WHAT YOU SHOULD DO →
Edit the records below so that every "time-tick-label" becomes "date-label", with all else left as it is. Leave the pictures out of your answer.

Rows from a layout dataset
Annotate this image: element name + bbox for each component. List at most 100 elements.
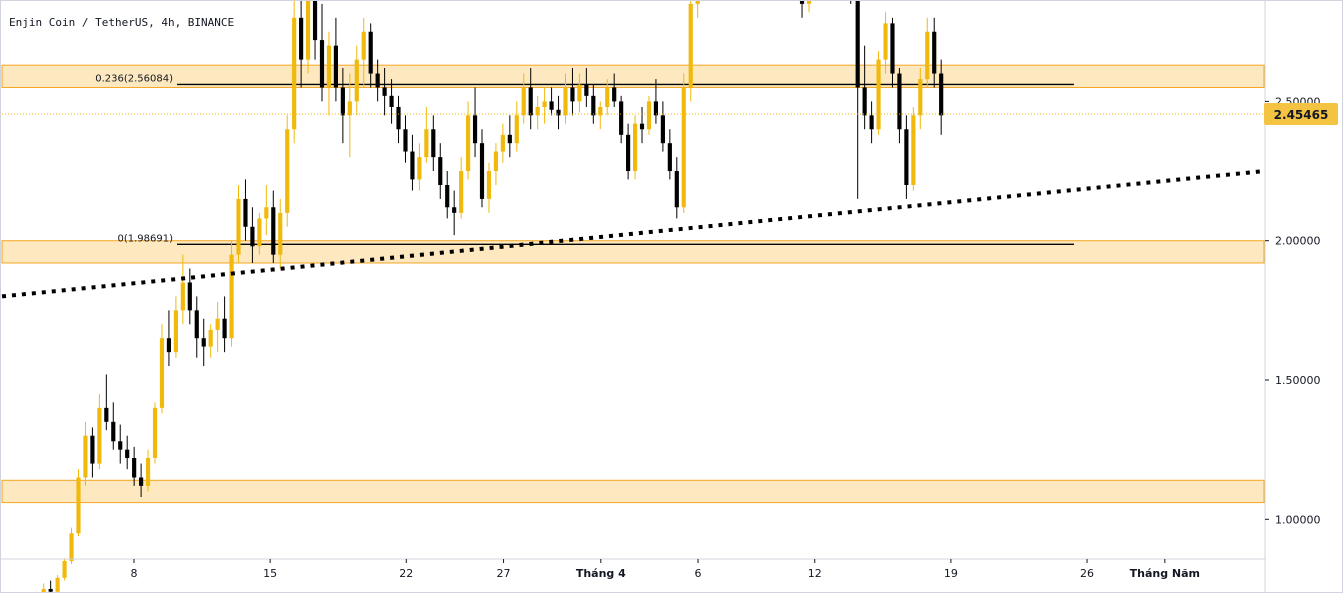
candle-body: [368, 31, 373, 74]
candle: [528, 67, 533, 130]
candle-body: [41, 588, 46, 593]
candle: [166, 310, 172, 367]
time-tick-label: 27: [497, 567, 511, 580]
time-tick-label: 6: [695, 567, 702, 580]
candle: [897, 67, 902, 144]
candle-body: [918, 79, 923, 116]
candle: [619, 95, 624, 144]
candle-body: [132, 458, 137, 478]
candle-body: [521, 87, 526, 116]
candle: [215, 301, 220, 353]
candle: [229, 240, 234, 347]
candle: [869, 101, 874, 144]
fib-label-5: 0.236(2.56084): [95, 73, 173, 84]
candle-body: [83, 435, 88, 478]
candle: [605, 79, 610, 116]
candle: [243, 179, 248, 241]
candle-body: [257, 218, 262, 247]
candle-body: [612, 87, 617, 102]
candle-body: [326, 45, 332, 88]
candle-body: [201, 338, 206, 347]
price-tick-label: 1.00000: [1275, 513, 1321, 526]
candles-layer: [36, 0, 944, 593]
candle-body: [347, 101, 352, 116]
candle: [250, 207, 255, 263]
candle: [257, 212, 262, 255]
candle-body: [626, 134, 631, 172]
candle: [653, 79, 659, 124]
current-price-tag-label: 2.45465: [1274, 108, 1329, 122]
candle-body: [563, 87, 568, 116]
candle: [563, 73, 568, 124]
trendline-layer: [1, 169, 1265, 299]
candle: [403, 115, 408, 163]
candle-body: [250, 226, 255, 247]
candle-body: [549, 101, 554, 110]
candle: [62, 558, 67, 581]
candle-body: [410, 151, 415, 180]
time-tick-label: 8: [131, 567, 138, 580]
candle-body: [445, 184, 450, 208]
candle-body: [876, 59, 881, 130]
candle: [466, 101, 471, 180]
zones-layer: [1, 64, 1265, 504]
candle-body: [598, 106, 603, 116]
candle-body: [159, 338, 165, 408]
candle: [911, 106, 916, 191]
candle: [312, 0, 318, 60]
candle: [918, 67, 923, 130]
candle-body: [438, 157, 443, 185]
candle: [326, 31, 332, 116]
candle: [201, 318, 206, 367]
candle-body: [62, 561, 67, 578]
candle: [361, 17, 366, 88]
candle: [159, 324, 165, 414]
time-tick-label: 19: [944, 567, 958, 580]
candle-body: [688, 3, 693, 88]
candle-body: [305, 0, 311, 60]
candle-body: [632, 123, 638, 172]
candle: [591, 84, 596, 124]
candle-body: [452, 207, 457, 213]
sr-zone-3: [1, 240, 1265, 264]
candle: [354, 45, 359, 116]
price-tick-label: 1.50000: [1275, 374, 1321, 387]
candle: [939, 59, 944, 135]
candle: [660, 101, 665, 152]
time-tick-label: 26: [1080, 567, 1094, 580]
candle: [305, 0, 311, 74]
candle-body: [97, 407, 102, 464]
candle: [285, 115, 290, 227]
candle: [76, 469, 81, 537]
time-tick-label: Tháng Năm: [1130, 567, 1200, 580]
candle-body: [556, 109, 561, 116]
candle-body: [869, 115, 874, 130]
candle: [194, 296, 199, 358]
candle-body: [493, 151, 499, 172]
candle: [69, 527, 74, 564]
ascending-trendline: [1, 169, 1265, 299]
candle: [542, 87, 547, 124]
candle-body: [591, 95, 596, 116]
candle: [278, 198, 283, 269]
candle-body: [104, 407, 109, 422]
candle: [452, 190, 457, 236]
time-tick-label: 15: [263, 567, 277, 580]
candle: [570, 67, 575, 116]
candle: [584, 67, 589, 107]
candle-body: [883, 23, 888, 60]
candle: [389, 79, 394, 124]
candle-body: [187, 282, 192, 311]
candle: [500, 123, 505, 163]
candle: [340, 67, 345, 144]
candle-body: [389, 95, 394, 107]
candle: [55, 575, 60, 593]
candle-body: [403, 129, 408, 152]
candle: [438, 143, 443, 199]
candle-body: [55, 577, 60, 592]
candle-body: [507, 134, 512, 144]
candle: [479, 129, 485, 208]
candle: [556, 95, 561, 130]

EXERCISE RESPONSE →
Annotate this image: element name + bbox for each component. List at most 100 elements.
candle-body: [368, 31, 373, 74]
candle: [528, 67, 533, 130]
candle-body: [41, 588, 46, 593]
candle: [166, 310, 172, 367]
date-label: 27: [497, 567, 511, 580]
date-label: 6: [695, 567, 702, 580]
candle: [897, 67, 902, 144]
candle-body: [918, 79, 923, 116]
candle: [619, 95, 624, 144]
candle-body: [132, 458, 137, 478]
candle-body: [521, 87, 526, 116]
candle: [215, 301, 220, 353]
candle: [229, 240, 234, 347]
candle: [869, 101, 874, 144]
fib-label-5: 0.236(2.56084): [95, 73, 173, 84]
candle-body: [83, 435, 88, 478]
candle: [605, 79, 610, 116]
candle: [243, 179, 248, 241]
candle-body: [257, 218, 262, 247]
candle-body: [612, 87, 617, 102]
candle-body: [326, 45, 332, 88]
candle-body: [201, 338, 206, 347]
price-tick-label: 1.00000: [1275, 513, 1321, 526]
candles-layer: [36, 0, 944, 593]
candle-body: [347, 101, 352, 116]
candle: [250, 207, 255, 263]
candle: [257, 212, 262, 255]
candle-body: [626, 134, 631, 172]
candle: [653, 79, 659, 124]
current-price-tag-label: 2.45465: [1274, 108, 1329, 122]
candle-body: [563, 87, 568, 116]
candle: [563, 73, 568, 124]
trendline-layer: [1, 169, 1265, 299]
candle: [403, 115, 408, 163]
candle-body: [250, 226, 255, 247]
candle-body: [549, 101, 554, 110]
candle: [62, 558, 67, 581]
candle-body: [410, 151, 415, 180]
date-label: 8: [131, 567, 138, 580]
candle-body: [445, 184, 450, 208]
candle-body: [876, 59, 881, 130]
candle: [466, 101, 471, 180]
zones-layer: [1, 64, 1265, 504]
candle-body: [598, 106, 603, 116]
candle-body: [159, 338, 165, 408]
candle: [911, 106, 916, 191]
candle: [312, 0, 318, 60]
candle: [918, 67, 923, 130]
candle-body: [438, 157, 443, 185]
candle: [326, 31, 332, 116]
candle: [201, 318, 206, 367]
candle-body: [62, 561, 67, 578]
candle: [361, 17, 366, 88]
candle: [159, 324, 165, 414]
date-label: 19: [944, 567, 958, 580]
candle-body: [688, 3, 693, 88]
candle-body: [305, 0, 311, 60]
candle-body: [632, 123, 638, 172]
candle: [591, 84, 596, 124]
candle-body: [452, 207, 457, 213]
sr-zone-3: [1, 240, 1265, 264]
candle: [354, 45, 359, 116]
price-tick-label: 1.50000: [1275, 374, 1321, 387]
candle: [939, 59, 944, 135]
candle: [660, 101, 665, 152]
date-label: 26: [1080, 567, 1094, 580]
candle: [305, 0, 311, 74]
candle-body: [97, 407, 102, 464]
candle: [285, 115, 290, 227]
candle: [76, 469, 81, 537]
date-label: Tháng Năm: [1130, 567, 1200, 580]
candle-body: [556, 109, 561, 116]
candle-body: [869, 115, 874, 130]
candle: [194, 296, 199, 358]
candle-body: [493, 151, 499, 172]
candle: [69, 527, 74, 564]
ascending-trendline: [1, 169, 1265, 299]
candle: [542, 87, 547, 124]
candle-body: [591, 95, 596, 116]
candle: [278, 198, 283, 269]
candle-body: [104, 407, 109, 422]
candle: [452, 190, 457, 236]
date-label: 15: [263, 567, 277, 580]
candle: [570, 67, 575, 116]
candle: [584, 67, 589, 107]
candle-body: [883, 23, 888, 60]
candle: [389, 79, 394, 124]
candle-body: [187, 282, 192, 311]
candle: [500, 123, 505, 163]
candle: [340, 67, 345, 144]
candle-body: [389, 95, 394, 107]
candle: [55, 575, 60, 593]
candle-body: [403, 129, 408, 152]
candle: [438, 143, 443, 199]
candle-body: [55, 577, 60, 592]
candle-body: [507, 134, 512, 144]
candle: [479, 129, 485, 208]
candle: [556, 95, 561, 130]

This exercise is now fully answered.